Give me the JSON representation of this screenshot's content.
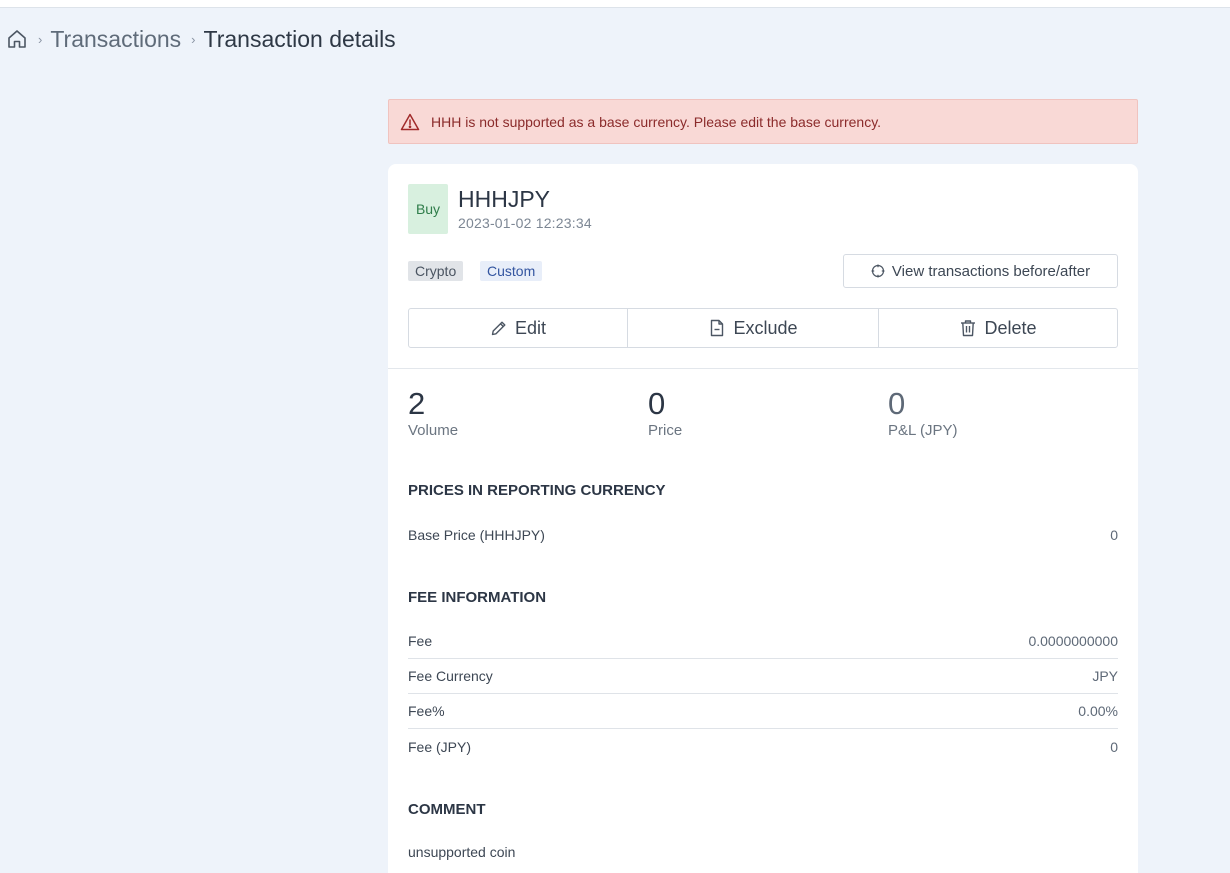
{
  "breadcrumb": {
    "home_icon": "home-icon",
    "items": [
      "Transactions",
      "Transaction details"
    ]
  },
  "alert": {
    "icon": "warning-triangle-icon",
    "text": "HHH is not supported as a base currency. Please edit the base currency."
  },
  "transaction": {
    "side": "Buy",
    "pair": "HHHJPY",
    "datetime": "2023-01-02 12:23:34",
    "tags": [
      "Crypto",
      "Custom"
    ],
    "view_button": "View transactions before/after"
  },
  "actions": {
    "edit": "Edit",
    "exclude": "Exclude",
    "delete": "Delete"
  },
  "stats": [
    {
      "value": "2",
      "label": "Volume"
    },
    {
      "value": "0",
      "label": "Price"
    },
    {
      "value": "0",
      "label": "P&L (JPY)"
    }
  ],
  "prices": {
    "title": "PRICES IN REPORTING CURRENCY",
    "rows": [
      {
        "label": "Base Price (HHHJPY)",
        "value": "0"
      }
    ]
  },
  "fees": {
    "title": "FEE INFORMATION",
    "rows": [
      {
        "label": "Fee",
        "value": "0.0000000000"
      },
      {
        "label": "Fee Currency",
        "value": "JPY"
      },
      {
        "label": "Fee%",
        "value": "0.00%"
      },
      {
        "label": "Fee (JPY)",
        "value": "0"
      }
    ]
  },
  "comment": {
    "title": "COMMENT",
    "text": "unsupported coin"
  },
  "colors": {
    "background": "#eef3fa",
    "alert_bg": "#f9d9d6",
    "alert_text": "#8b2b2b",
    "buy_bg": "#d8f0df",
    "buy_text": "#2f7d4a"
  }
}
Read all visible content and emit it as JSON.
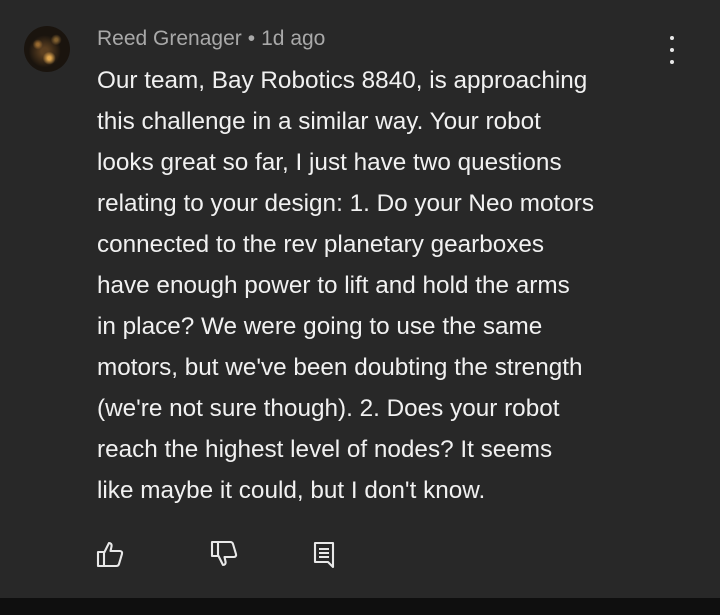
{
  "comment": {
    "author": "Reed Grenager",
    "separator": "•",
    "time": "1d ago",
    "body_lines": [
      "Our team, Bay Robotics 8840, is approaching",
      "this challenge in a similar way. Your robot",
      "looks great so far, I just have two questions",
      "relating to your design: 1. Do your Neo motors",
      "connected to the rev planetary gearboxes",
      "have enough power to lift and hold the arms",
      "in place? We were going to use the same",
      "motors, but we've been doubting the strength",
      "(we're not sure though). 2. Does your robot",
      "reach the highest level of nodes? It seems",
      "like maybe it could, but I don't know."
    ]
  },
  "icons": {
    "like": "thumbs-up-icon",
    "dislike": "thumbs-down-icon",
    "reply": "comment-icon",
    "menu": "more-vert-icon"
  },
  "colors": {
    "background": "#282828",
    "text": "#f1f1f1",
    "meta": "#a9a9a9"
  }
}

### [WHAT NEEDS TO BE DONE]
Repeat every record precisely. Any picture among them stays out of the copy.

### [SOLUTION FOR THIS EXERCISE]
Give me the JSON representation of this screenshot's content.
{
  "breadcrumb": {
    "home_icon": "home-icon",
    "items": [
      "Transactions",
      "Transaction details"
    ]
  },
  "alert": {
    "icon": "warning-triangle-icon",
    "text": "HHH is not supported as a base currency. Please edit the base currency."
  },
  "transaction": {
    "side": "Buy",
    "pair": "HHHJPY",
    "datetime": "2023-01-02 12:23:34",
    "tags": [
      "Crypto",
      "Custom"
    ],
    "view_button": "View transactions before/after"
  },
  "actions": {
    "edit": "Edit",
    "exclude": "Exclude",
    "delete": "Delete"
  },
  "stats": [
    {
      "value": "2",
      "label": "Volume"
    },
    {
      "value": "0",
      "label": "Price"
    },
    {
      "value": "0",
      "label": "P&L (JPY)"
    }
  ],
  "prices": {
    "title": "PRICES IN REPORTING CURRENCY",
    "rows": [
      {
        "label": "Base Price (HHHJPY)",
        "value": "0"
      }
    ]
  },
  "fees": {
    "title": "FEE INFORMATION",
    "rows": [
      {
        "label": "Fee",
        "value": "0.0000000000"
      },
      {
        "label": "Fee Currency",
        "value": "JPY"
      },
      {
        "label": "Fee%",
        "value": "0.00%"
      },
      {
        "label": "Fee (JPY)",
        "value": "0"
      }
    ]
  },
  "comment": {
    "title": "COMMENT",
    "text": "unsupported coin"
  },
  "colors": {
    "background": "#eef3fa",
    "alert_bg": "#f9d9d6",
    "alert_text": "#8b2b2b",
    "buy_bg": "#d8f0df",
    "buy_text": "#2f7d4a"
  }
}
Read all visible content and emit it as JSON.
{
  "comment": {
    "author": "Reed Grenager",
    "separator": "•",
    "time": "1d ago",
    "body_lines": [
      "Our team, Bay Robotics 8840, is approaching",
      "this challenge in a similar way. Your robot",
      "looks great so far, I just have two questions",
      "relating to your design: 1. Do your Neo motors",
      "connected to the rev planetary gearboxes",
      "have enough power to lift and hold the arms",
      "in place? We were going to use the same",
      "motors, but we've been doubting the strength",
      "(we're not sure though). 2. Does your robot",
      "reach the highest level of nodes? It seems",
      "like maybe it could, but I don't know."
    ]
  },
  "icons": {
    "like": "thumbs-up-icon",
    "dislike": "thumbs-down-icon",
    "reply": "comment-icon",
    "menu": "more-vert-icon"
  },
  "colors": {
    "background": "#282828",
    "text": "#f1f1f1",
    "meta": "#a9a9a9"
  }
}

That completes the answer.